• What the task asks
Output all records precisely as written.

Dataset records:
>>>

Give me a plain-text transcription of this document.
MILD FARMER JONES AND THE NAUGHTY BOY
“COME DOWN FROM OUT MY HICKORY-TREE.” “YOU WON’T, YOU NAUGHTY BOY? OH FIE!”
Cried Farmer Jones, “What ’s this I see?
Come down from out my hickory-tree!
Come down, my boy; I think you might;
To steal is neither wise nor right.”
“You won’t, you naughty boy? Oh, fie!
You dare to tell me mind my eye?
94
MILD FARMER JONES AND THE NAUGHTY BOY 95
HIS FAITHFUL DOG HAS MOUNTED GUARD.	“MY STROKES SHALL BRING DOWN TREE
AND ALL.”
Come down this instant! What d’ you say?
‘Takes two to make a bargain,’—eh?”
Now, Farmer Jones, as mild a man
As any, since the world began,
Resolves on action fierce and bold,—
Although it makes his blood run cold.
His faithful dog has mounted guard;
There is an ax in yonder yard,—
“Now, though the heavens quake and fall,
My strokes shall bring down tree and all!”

<<<

• Task answer
Give me a plain-text transcription of this document.
MILD FARMER JONES AND THE NAUGHTY BOY
“COME DOWN FROM OUT MY HICKORY-TREE.” “YOU WON’T, YOU NAUGHTY BOY? OH FIE!”
Cried Farmer Jones, “What ’s this I see?
Come down from out my hickory-tree!
Come down, my boy; I think you might;
To steal is neither wise nor right.”
“You won’t, you naughty boy? Oh, fie!
You dare to tell me mind my eye?
94
MILD FARMER JONES AND THE NAUGHTY BOY 95
HIS FAITHFUL DOG HAS MOUNTED GUARD.	“MY STROKES SHALL BRING DOWN TREE
AND ALL.”
Come down this instant! What d’ you say?
‘Takes two to make a bargain,’—eh?”
Now, Farmer Jones, as mild a man
As any, since the world began,
Resolves on action fierce and bold,—
Although it makes his blood run cold.
His faithful dog has mounted guard;
There is an ax in yonder yard,—
“Now, though the heavens quake and fall,
My strokes shall bring down tree and all!”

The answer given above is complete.